*Problem:*
Give only the number of lines below that contain the word "обязанностей".

:: Information supplied

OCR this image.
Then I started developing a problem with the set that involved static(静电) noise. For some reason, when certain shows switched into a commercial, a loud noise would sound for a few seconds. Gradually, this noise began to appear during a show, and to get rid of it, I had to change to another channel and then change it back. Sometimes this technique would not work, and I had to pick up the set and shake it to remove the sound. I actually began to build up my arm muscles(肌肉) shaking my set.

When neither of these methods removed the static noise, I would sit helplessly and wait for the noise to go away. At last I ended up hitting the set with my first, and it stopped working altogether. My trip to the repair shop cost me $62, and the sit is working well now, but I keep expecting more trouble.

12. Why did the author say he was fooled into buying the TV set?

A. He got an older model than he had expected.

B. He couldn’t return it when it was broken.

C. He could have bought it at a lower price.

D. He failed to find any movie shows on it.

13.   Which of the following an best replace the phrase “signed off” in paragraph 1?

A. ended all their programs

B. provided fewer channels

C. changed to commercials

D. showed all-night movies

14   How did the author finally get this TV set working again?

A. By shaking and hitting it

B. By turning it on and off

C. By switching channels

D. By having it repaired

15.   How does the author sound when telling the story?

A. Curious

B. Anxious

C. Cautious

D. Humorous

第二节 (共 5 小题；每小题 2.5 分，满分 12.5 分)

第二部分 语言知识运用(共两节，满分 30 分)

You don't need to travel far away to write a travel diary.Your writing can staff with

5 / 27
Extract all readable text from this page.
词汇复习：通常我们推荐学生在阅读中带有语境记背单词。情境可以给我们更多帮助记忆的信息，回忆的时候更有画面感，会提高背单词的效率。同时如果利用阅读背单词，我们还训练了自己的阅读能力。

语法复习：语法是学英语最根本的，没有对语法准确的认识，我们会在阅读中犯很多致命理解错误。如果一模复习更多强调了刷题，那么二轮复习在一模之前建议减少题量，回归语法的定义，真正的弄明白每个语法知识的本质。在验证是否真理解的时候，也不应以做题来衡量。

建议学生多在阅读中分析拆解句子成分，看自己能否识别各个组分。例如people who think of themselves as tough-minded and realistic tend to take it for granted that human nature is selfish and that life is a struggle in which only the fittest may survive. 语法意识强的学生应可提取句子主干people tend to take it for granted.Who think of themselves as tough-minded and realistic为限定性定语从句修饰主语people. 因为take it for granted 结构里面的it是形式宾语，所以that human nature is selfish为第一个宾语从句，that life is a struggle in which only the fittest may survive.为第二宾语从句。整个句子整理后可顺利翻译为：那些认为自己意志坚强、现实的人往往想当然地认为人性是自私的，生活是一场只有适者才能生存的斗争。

::::
:: Information supplied

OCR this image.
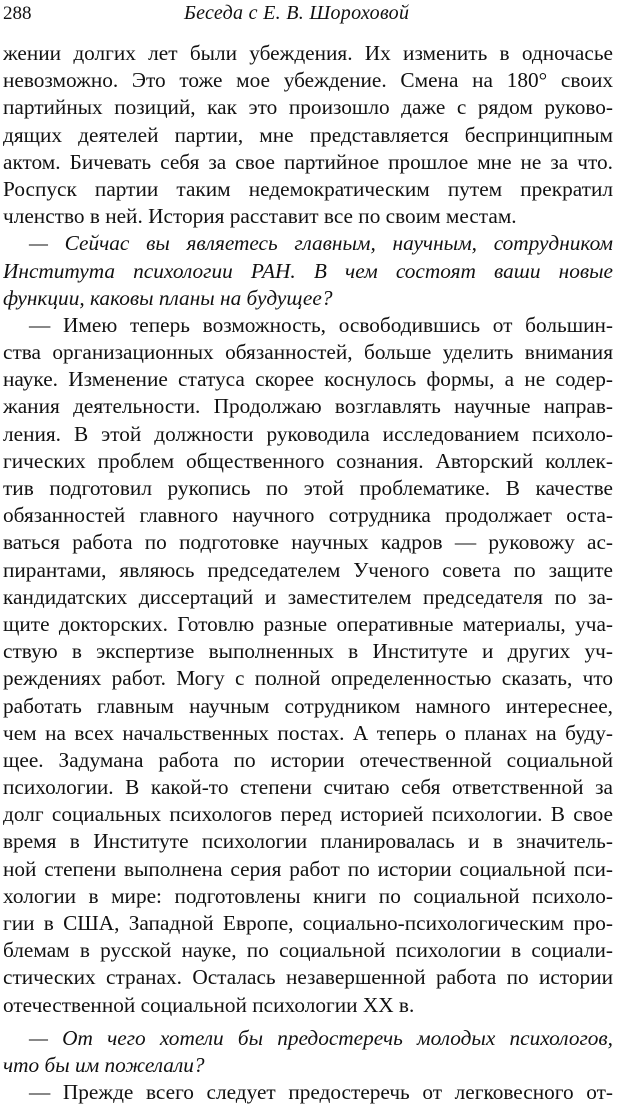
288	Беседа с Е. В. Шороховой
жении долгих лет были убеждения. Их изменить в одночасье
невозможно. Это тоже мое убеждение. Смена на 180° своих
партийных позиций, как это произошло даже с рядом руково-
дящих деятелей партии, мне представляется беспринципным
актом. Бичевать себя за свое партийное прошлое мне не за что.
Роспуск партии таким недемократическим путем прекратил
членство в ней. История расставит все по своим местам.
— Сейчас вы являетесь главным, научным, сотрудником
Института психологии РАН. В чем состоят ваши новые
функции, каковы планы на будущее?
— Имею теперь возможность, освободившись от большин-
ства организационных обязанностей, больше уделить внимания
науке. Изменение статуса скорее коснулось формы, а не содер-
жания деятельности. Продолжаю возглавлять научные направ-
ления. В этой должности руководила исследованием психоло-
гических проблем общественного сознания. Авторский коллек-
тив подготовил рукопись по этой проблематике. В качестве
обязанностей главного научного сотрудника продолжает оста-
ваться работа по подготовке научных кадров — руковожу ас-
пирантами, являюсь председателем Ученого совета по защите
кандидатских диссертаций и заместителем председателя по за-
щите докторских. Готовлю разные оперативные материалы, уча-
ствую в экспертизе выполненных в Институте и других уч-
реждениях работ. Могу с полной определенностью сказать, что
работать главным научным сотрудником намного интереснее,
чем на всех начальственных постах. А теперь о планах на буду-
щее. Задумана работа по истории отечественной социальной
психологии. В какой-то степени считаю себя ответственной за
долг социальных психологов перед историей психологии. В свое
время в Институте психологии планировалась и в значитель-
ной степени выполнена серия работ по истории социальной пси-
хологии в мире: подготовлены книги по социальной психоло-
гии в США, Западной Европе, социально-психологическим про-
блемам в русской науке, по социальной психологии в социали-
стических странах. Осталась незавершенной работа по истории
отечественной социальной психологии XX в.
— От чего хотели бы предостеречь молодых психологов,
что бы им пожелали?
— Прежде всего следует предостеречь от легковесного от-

::::
:: Information supplied

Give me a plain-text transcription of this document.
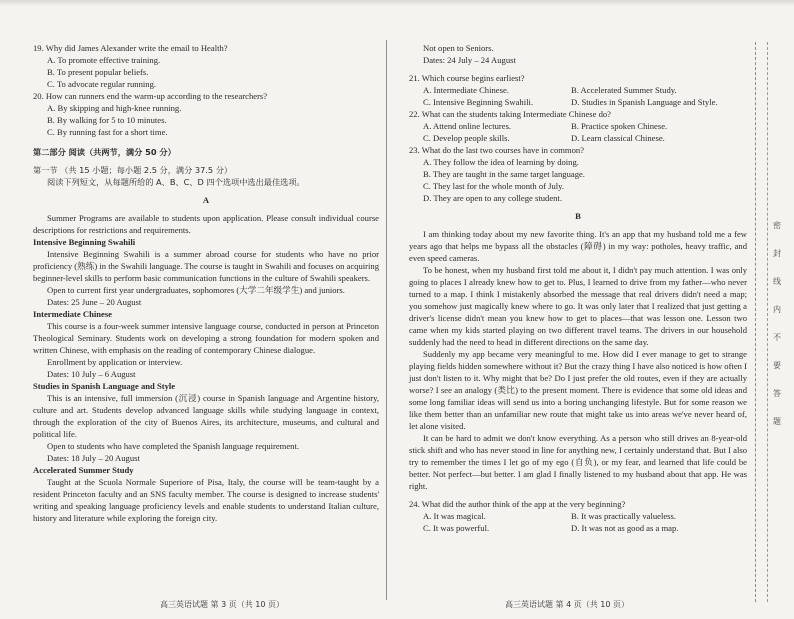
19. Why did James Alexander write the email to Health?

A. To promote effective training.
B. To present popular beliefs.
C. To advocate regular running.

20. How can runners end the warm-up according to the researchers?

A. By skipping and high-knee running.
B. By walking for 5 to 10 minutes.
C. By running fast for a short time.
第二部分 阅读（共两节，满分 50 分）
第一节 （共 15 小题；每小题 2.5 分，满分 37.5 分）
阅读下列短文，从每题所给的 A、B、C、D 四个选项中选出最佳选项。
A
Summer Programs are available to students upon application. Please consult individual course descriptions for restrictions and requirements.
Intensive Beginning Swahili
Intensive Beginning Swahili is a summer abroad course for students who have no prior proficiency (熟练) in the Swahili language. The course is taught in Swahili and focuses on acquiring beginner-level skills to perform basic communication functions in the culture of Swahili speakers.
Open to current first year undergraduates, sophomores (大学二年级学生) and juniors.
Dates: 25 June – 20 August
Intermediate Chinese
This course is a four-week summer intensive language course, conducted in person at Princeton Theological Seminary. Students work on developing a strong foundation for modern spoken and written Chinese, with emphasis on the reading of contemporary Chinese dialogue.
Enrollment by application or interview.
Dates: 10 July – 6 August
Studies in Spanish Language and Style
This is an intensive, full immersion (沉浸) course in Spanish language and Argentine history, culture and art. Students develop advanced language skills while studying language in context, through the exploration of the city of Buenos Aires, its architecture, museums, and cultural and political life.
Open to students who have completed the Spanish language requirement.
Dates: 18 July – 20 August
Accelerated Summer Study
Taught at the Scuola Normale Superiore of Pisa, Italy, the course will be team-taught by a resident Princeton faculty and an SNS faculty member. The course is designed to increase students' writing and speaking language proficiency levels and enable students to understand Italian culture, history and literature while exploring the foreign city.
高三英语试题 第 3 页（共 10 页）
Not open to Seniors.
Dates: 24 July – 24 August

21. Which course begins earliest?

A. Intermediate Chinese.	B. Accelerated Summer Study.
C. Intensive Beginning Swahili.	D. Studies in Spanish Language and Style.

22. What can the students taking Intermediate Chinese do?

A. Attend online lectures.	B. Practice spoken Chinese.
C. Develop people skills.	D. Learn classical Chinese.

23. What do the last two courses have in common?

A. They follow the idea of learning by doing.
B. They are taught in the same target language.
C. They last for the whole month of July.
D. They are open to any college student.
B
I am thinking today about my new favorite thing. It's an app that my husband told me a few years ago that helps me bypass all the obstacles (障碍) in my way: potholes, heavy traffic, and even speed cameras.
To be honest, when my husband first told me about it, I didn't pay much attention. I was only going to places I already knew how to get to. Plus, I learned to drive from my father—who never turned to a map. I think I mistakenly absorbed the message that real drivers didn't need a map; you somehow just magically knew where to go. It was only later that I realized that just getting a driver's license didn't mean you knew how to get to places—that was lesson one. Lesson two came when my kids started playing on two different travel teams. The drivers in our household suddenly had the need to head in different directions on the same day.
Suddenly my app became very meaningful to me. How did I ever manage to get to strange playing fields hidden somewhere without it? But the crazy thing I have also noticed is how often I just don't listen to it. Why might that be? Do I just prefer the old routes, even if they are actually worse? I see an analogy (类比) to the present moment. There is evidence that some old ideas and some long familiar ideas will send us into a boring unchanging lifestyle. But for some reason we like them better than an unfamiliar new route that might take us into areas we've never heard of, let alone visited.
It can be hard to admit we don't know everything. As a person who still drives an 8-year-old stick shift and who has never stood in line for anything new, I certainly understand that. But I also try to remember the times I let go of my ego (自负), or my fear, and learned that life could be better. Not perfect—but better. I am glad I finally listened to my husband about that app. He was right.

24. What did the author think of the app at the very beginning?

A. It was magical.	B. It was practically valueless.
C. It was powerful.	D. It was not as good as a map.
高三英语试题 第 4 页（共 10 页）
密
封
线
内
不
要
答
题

::::

*Task solution:*
2